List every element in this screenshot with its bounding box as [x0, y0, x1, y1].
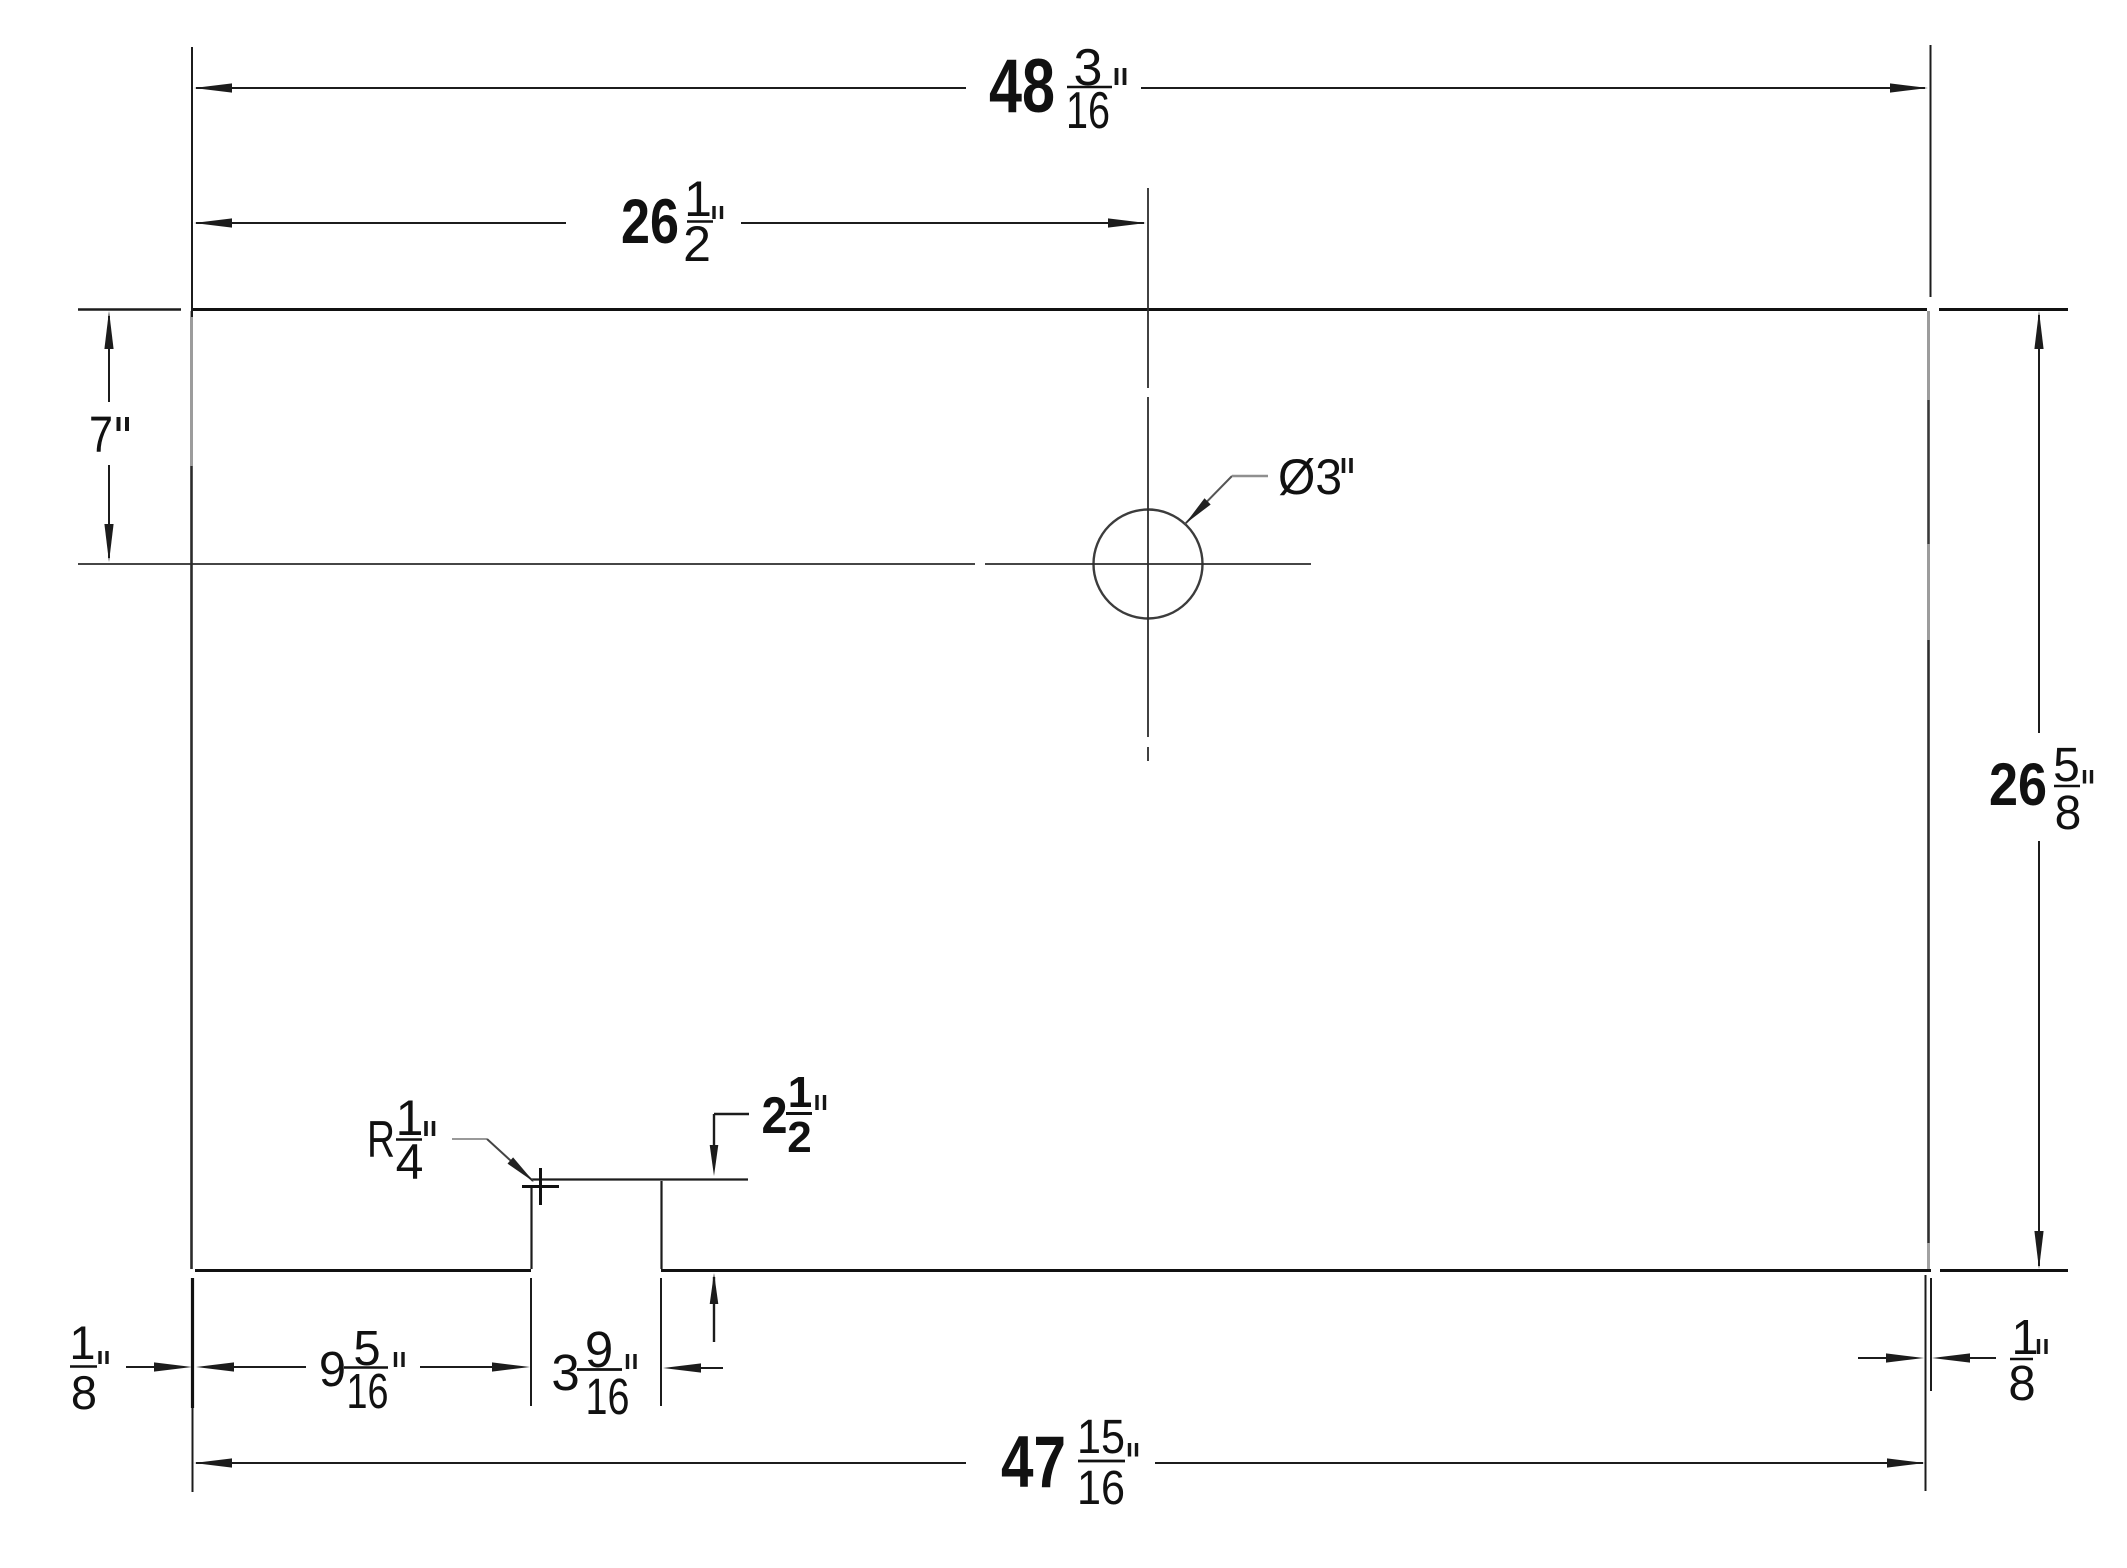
label 1/8 left ditto	[98, 1351, 101, 1364]
label R1/4 ditto	[424, 1121, 428, 1136]
arrow 9 5/16 left	[196, 1362, 234, 1371]
svg-text:26: 26	[621, 187, 679, 257]
svg-text:48: 48	[989, 44, 1055, 129]
svg-text:8: 8	[2055, 787, 2082, 840]
panel right edge	[1927, 311, 1930, 400]
arrow left 48 3/16	[194, 83, 232, 92]
extension line right short	[1930, 1278, 1932, 1391]
panel left edge	[190, 311, 193, 466]
extension line notch left	[530, 1278, 532, 1406]
svg-text:1: 1	[788, 1068, 812, 1117]
svg-text:2: 2	[787, 1113, 811, 1162]
extension line right bottom	[1925, 1275, 1927, 1491]
svg-text:3: 3	[551, 1344, 579, 1401]
svg-text:16: 16	[347, 1365, 389, 1419]
label 2 1/2 ditto	[815, 1095, 818, 1110]
svg-text:1: 1	[69, 1316, 95, 1369]
arrow 9 5/16 right	[492, 1362, 530, 1371]
arrow down 26 5/8	[2034, 1231, 2043, 1269]
extension line notch right	[660, 1278, 662, 1406]
panel top edge extension right	[1939, 308, 2068, 311]
panel top edge	[193, 308, 1927, 311]
arrow 1/8 right a	[1886, 1353, 1924, 1362]
notch top edge	[531, 1178, 748, 1180]
svg-text:15: 15	[1077, 1411, 1125, 1464]
svg-text:8: 8	[71, 1366, 97, 1419]
label 26 5/8 ditto	[2083, 770, 2086, 784]
svg-text:16: 16	[1066, 82, 1110, 140]
arrow right 48 3/16	[1890, 83, 1928, 92]
arrow left 26 1/2	[194, 218, 232, 227]
svg-text:2: 2	[683, 216, 711, 272]
label 26 1/2 ditto	[712, 206, 715, 219]
dim line 9 5/16	[231, 1366, 306, 1368]
svg-text:2: 2	[762, 1087, 788, 1145]
dim line 7in	[108, 316, 110, 402]
hole vertical centerline	[1147, 188, 1149, 388]
fillet center cross	[522, 1185, 559, 1188]
dim line 3 9/16 stub	[698, 1367, 723, 1369]
arrow right 47 15/16	[1887, 1458, 1925, 1467]
notch left side	[530, 1186, 532, 1269]
dim line 47 15/16	[196, 1462, 966, 1464]
svg-text:7: 7	[89, 406, 113, 463]
arrow up 26 5/8	[2034, 311, 2043, 349]
leader O3 diagonal	[1185, 476, 1232, 524]
arrow 1/8 right b	[1932, 1353, 1970, 1362]
svg-text:R: R	[367, 1111, 395, 1169]
hole circle O3in	[1094, 510, 1203, 619]
leader R1/4 horizontal	[452, 1138, 487, 1140]
extension tick top left	[78, 308, 181, 310]
panel bottom edge right of notch	[661, 1269, 1931, 1272]
label 3 9/16 ditto	[626, 1354, 629, 1369]
panel bottom edge left of notch	[195, 1269, 531, 1272]
leader O3 horizontal	[1232, 475, 1268, 477]
svg-text:16: 16	[1077, 1462, 1125, 1515]
notch right side	[660, 1181, 662, 1269]
label 9 5/16 ditto	[394, 1352, 397, 1367]
dim 2 1/2 bracket	[714, 1113, 749, 1115]
label 1/8 right ditto	[2037, 1339, 2040, 1354]
leader R1/4 arrowhead	[508, 1157, 535, 1182]
dim 2 1/2 arrow up	[710, 1273, 719, 1304]
arrow 1/8 left	[154, 1362, 192, 1371]
arrow up 7in	[104, 311, 113, 349]
dim line 1/8 left	[126, 1366, 160, 1368]
svg-text:9: 9	[319, 1343, 346, 1397]
svg-text:26: 26	[1989, 751, 2047, 818]
arrow 3 9/16 right-outside	[663, 1363, 701, 1372]
svg-text:5: 5	[2053, 739, 2080, 792]
svg-text:16: 16	[586, 1368, 630, 1425]
leader R1/4 diagonal	[487, 1139, 533, 1181]
label 47 15/16 ditto	[1128, 1443, 1131, 1457]
dim line 48 3/16	[196, 87, 966, 89]
label 48 ditto	[1115, 68, 1119, 85]
label 7 ditto	[117, 417, 121, 431]
dim 2 1/2 arrow down	[710, 1145, 719, 1176]
arrow left 47 15/16	[194, 1458, 232, 1467]
panel bottom edge extension right	[1940, 1269, 2068, 1272]
extension line left top	[191, 47, 193, 317]
label O3 ditto	[1342, 458, 1346, 473]
leader O3 arrowhead	[1185, 498, 1211, 524]
svg-text:4: 4	[396, 1134, 424, 1190]
dim line 1/8 right-right part	[1967, 1357, 1996, 1359]
dim line 26 5/8	[2038, 315, 2040, 733]
dim line 26 1/2	[196, 222, 566, 224]
arrow right 26 1/2	[1108, 218, 1146, 227]
svg-text:8: 8	[2008, 1357, 2035, 1411]
extension line right top	[1930, 45, 1932, 297]
extension line left bottom	[191, 1278, 194, 1408]
svg-text:Ø3: Ø3	[1278, 449, 1342, 505]
svg-text:47: 47	[1001, 1422, 1066, 1503]
dim line 1/8 right-left part	[1858, 1357, 1893, 1359]
arrow down 7in	[104, 524, 113, 562]
hole horizontal centerline	[78, 563, 975, 565]
dim 2 1/2 lower line	[713, 1277, 715, 1342]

==*==

**Request**:
Could you recast every item above as a numbered list, skipping blank lines and leaving the pictures out?

**The reply**:
1. List every element in this screenshot with its bounding box as [x0, y0, x1, y1].
2. label 1/8 left ditto	[98, 1351, 101, 1364]
3. label R1/4 ditto	[424, 1121, 428, 1136]
4. arrow 9 5/16 left	[196, 1362, 234, 1371]
5. svg-text:26: 26	[621, 187, 679, 257]
6. svg-text:48: 48	[989, 44, 1055, 129]
7. svg-text:8: 8	[2055, 787, 2082, 840]
8. panel right edge	[1927, 311, 1930, 400]
9. arrow left 48 3/16	[194, 83, 232, 92]
10. extension line right short	[1930, 1278, 1932, 1391]
11. panel left edge	[190, 311, 193, 466]
12. extension line notch left	[530, 1278, 532, 1406]
13. svg-text:1: 1	[788, 1068, 812, 1117]
14. svg-text:2: 2	[787, 1113, 811, 1162]
15. extension line right bottom	[1925, 1275, 1927, 1491]
16. svg-text:3: 3	[551, 1344, 579, 1401]
17. svg-text:16: 16	[347, 1365, 389, 1419]
18. label 2 1/2 ditto	[815, 1095, 818, 1110]
19. svg-text:1: 1	[69, 1316, 95, 1369]
20. arrow 9 5/16 right	[492, 1362, 530, 1371]
21. arrow down 26 5/8	[2034, 1231, 2043, 1269]
22. extension line notch right	[660, 1278, 662, 1406]
23. panel top edge extension right	[1939, 308, 2068, 311]
24. panel top edge	[193, 308, 1927, 311]
25. arrow 1/8 right a	[1886, 1353, 1924, 1362]
26. notch top edge	[531, 1178, 748, 1180]
27. svg-text:15: 15	[1077, 1411, 1125, 1464]
28. svg-text:8: 8	[71, 1366, 97, 1419]
29. label 26 5/8 ditto	[2083, 770, 2086, 784]
30. svg-text:16: 16	[1066, 82, 1110, 140]
31. arrow right 48 3/16	[1890, 83, 1928, 92]
32. arrow left 26 1/2	[194, 218, 232, 227]
33. svg-text:2: 2	[683, 216, 711, 272]
34. label 26 1/2 ditto	[712, 206, 715, 219]
35. dim line 9 5/16	[231, 1366, 306, 1368]
36. svg-text:2: 2	[762, 1087, 788, 1145]
37. dim line 7in	[108, 316, 110, 402]
38. hole vertical centerline	[1147, 188, 1149, 388]
39. fillet center cross	[522, 1185, 559, 1188]
40. dim line 3 9/16 stub	[698, 1367, 723, 1369]
41. arrow right 47 15/16	[1887, 1458, 1925, 1467]
42. notch left side	[530, 1186, 532, 1269]
43. dim line 47 15/16	[196, 1462, 966, 1464]
44. svg-text:7: 7	[89, 406, 113, 463]
45. arrow up 26 5/8	[2034, 311, 2043, 349]
46. leader O3 diagonal	[1185, 476, 1232, 524]
47. arrow 1/8 right b	[1932, 1353, 1970, 1362]
48. svg-text:R: R	[367, 1111, 395, 1169]
49. hole circle O3in	[1094, 510, 1203, 619]
50. leader R1/4 horizontal	[452, 1138, 487, 1140]
51. extension tick top left	[78, 308, 181, 310]
52. panel bottom edge right of notch	[661, 1269, 1931, 1272]
53. label 3 9/16 ditto	[626, 1354, 629, 1369]
54. panel bottom edge left of notch	[195, 1269, 531, 1272]
55. leader O3 horizontal	[1232, 475, 1268, 477]
56. svg-text:16: 16	[1077, 1462, 1125, 1515]
57. notch right side	[660, 1181, 662, 1269]
58. label 9 5/16 ditto	[394, 1352, 397, 1367]
59. dim 2 1/2 bracket	[714, 1113, 749, 1115]
60. label 1/8 right ditto	[2037, 1339, 2040, 1354]
61. leader R1/4 arrowhead	[508, 1157, 535, 1182]
62. dim 2 1/2 arrow up	[710, 1273, 719, 1304]
63. arrow 1/8 left	[154, 1362, 192, 1371]
64. arrow up 7in	[104, 311, 113, 349]
65. dim line 1/8 left	[126, 1366, 160, 1368]
66. svg-text:9: 9	[319, 1343, 346, 1397]
67. svg-text:26: 26	[1989, 751, 2047, 818]
68. arrow 3 9/16 right-outside	[663, 1363, 701, 1372]
69. svg-text:5: 5	[2053, 739, 2080, 792]
70. svg-text:16: 16	[586, 1368, 630, 1425]
71. leader R1/4 diagonal	[487, 1139, 533, 1181]
72. label 47 15/16 ditto	[1128, 1443, 1131, 1457]
73. dim line 48 3/16	[196, 87, 966, 89]
74. label 48 ditto	[1115, 68, 1119, 85]
75. label 7 ditto	[117, 417, 121, 431]
76. dim 2 1/2 arrow down	[710, 1145, 719, 1176]
77. arrow left 47 15/16	[194, 1458, 232, 1467]
78. panel bottom edge extension right	[1940, 1269, 2068, 1272]
79. extension line left top	[191, 47, 193, 317]
80. label O3 ditto	[1342, 458, 1346, 473]
81. leader O3 arrowhead	[1185, 498, 1211, 524]
82. svg-text:4: 4	[396, 1134, 424, 1190]
83. dim line 1/8 right-right part	[1967, 1357, 1996, 1359]
84. dim line 26 5/8	[2038, 315, 2040, 733]
85. dim line 26 1/2	[196, 222, 566, 224]
86. arrow right 26 1/2	[1108, 218, 1146, 227]
87. svg-text:8: 8	[2008, 1357, 2035, 1411]
88. extension line right top	[1930, 45, 1932, 297]
89. extension line left bottom	[191, 1278, 194, 1408]
90. svg-text:Ø3: Ø3	[1278, 449, 1342, 505]
91. svg-text:47: 47	[1001, 1422, 1066, 1503]
92. dim line 1/8 right-left part	[1858, 1357, 1893, 1359]
93. arrow down 7in	[104, 524, 113, 562]
94. hole horizontal centerline	[78, 563, 975, 565]
95. dim 2 1/2 lower line	[713, 1277, 715, 1342]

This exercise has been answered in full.